### Text extract
***
Also, Reese meets a hot girl with her own secrets, which leads to the inevitable love triangle.

There is other stuff going on in the book, but I'm going to talk for a while about the love triangle because that is kind of a focus of what both did and didn't work for me. On the one hand: I am definitely excited that there exists a mainstream YA novel with a bisexual love triangle! And Malinda Lo handles all the broader aspects of that -- especially once Reese, David, and Amber all come into the public eye and the internet trolls start having a field day with Amber's sexuality and David's race -- really well. Both Amber and David are sympathetic, and with only vague spoilers, I will also say that the way it is resolved is, I'm pretty sure, a direct and intentional counter to the way most love triangles are handled in YA novels, which I really appreciate.

It is however still a very love triangle-y love triangle while it is going on, and a very, very YA love triangle to boot -- by which I mean (sorry, YA genre) I don't feel like I have much of an idea at any given time why all of these people are SO INTO each other, except that they're all attractive and the plot says so. I think the first 'I love you's start dropping about two or three weeks into the plot, and this may well be the way teenagers behave, but as a not-teenager I'm just like 'NO YOU DON'T, YOU BARELY KNOW EACH OTHER.' Which, I mean, is addressed --

REESE: Why do you like me? You barely knew me. You still barely know me.
AMBER: If you want me to list the top ten reasons, I can't. I only need one reason, and that reason is that you and I work together. We work.

Which -- OK, but ... I would actually like the top ten reasons, please! Or at least to be able as a reader to have some sense of what they are.

Reese is also a very YA heroine in that she's fairly plot-reactionary and I don't have a great sense of what makes her tick in and of herself, other than that she's somewhat insecure and worried about dating. I do really like her relationships with her parents and her best friend Julian, who is fascinated by government cover-ups and aliens and does journalism for a conspiracy website -- in fact Julian is probably my favorite character in the books -- but these relationships don't get anywhere near as much page time as the love triangle, because YA, and love triangle.

Like I said, I think a lot of the things that don't work for me are just things that don't work for me about much of the shape of the genre right now. All the same, I am very glad these books exist and are in the genre they are in; they don't specifically have to be for me.

Date: 2015-09-21 10:07 pm (UTC)
damselfish: photo by rling (Default)
From: [personal profile] damselfish
"I don't feel like I have much of an idea at any given time why all of these people are SO INTO each other, except that they're all attractive and the plot says so"

This is something I found really irritating about the book. I have such... mixed feelings.

I really liked Ash and Huntress, I liked the characters, but everyone in the Adaptation books fell flat except for Julian (this is pretty common in love triangle books, IME, where the friend is always more interesting than either love interest).
***
### Collected material
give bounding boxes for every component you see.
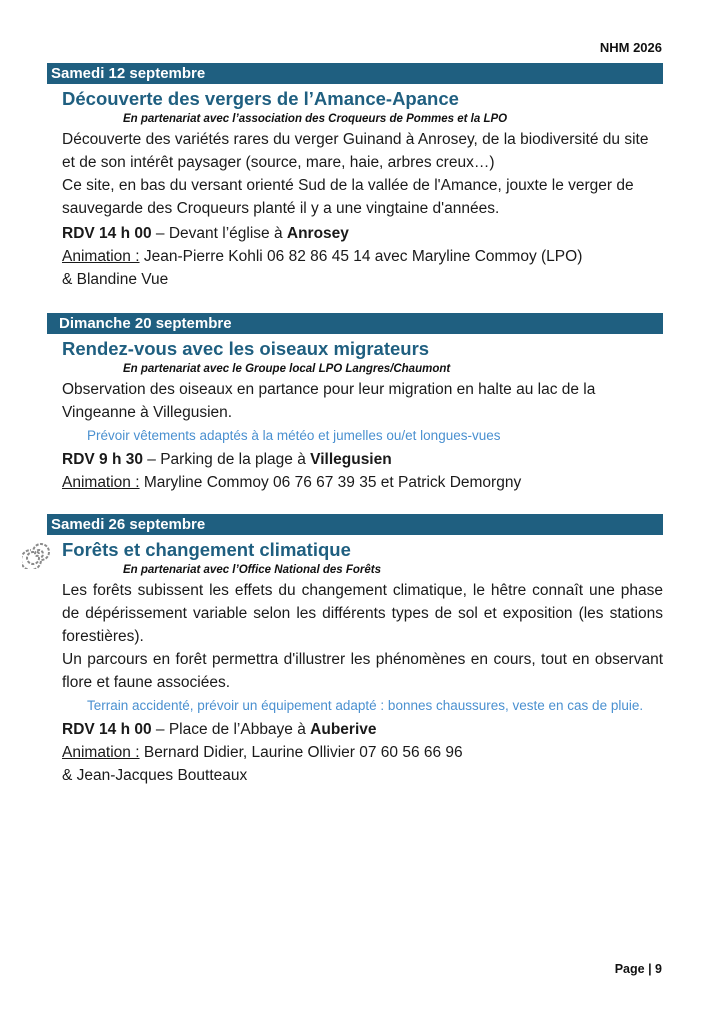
***
### Task
Write out the part of the book review starting at "REESE: Why do" and ending at "what they are.", word for word. The lines aren't needed for anything here.

### Result of the exercise
REESE: Why do you like me? You barely knew me. You still barely know me.
AMBER: If you want me to list the top ten reasons, I can't. I only need one reason, and that reason is that you and I work together. We work.

Which -- OK, but ... I would actually like the top ten reasons, please! Or at least to be able as a reader to have some sense of what they are.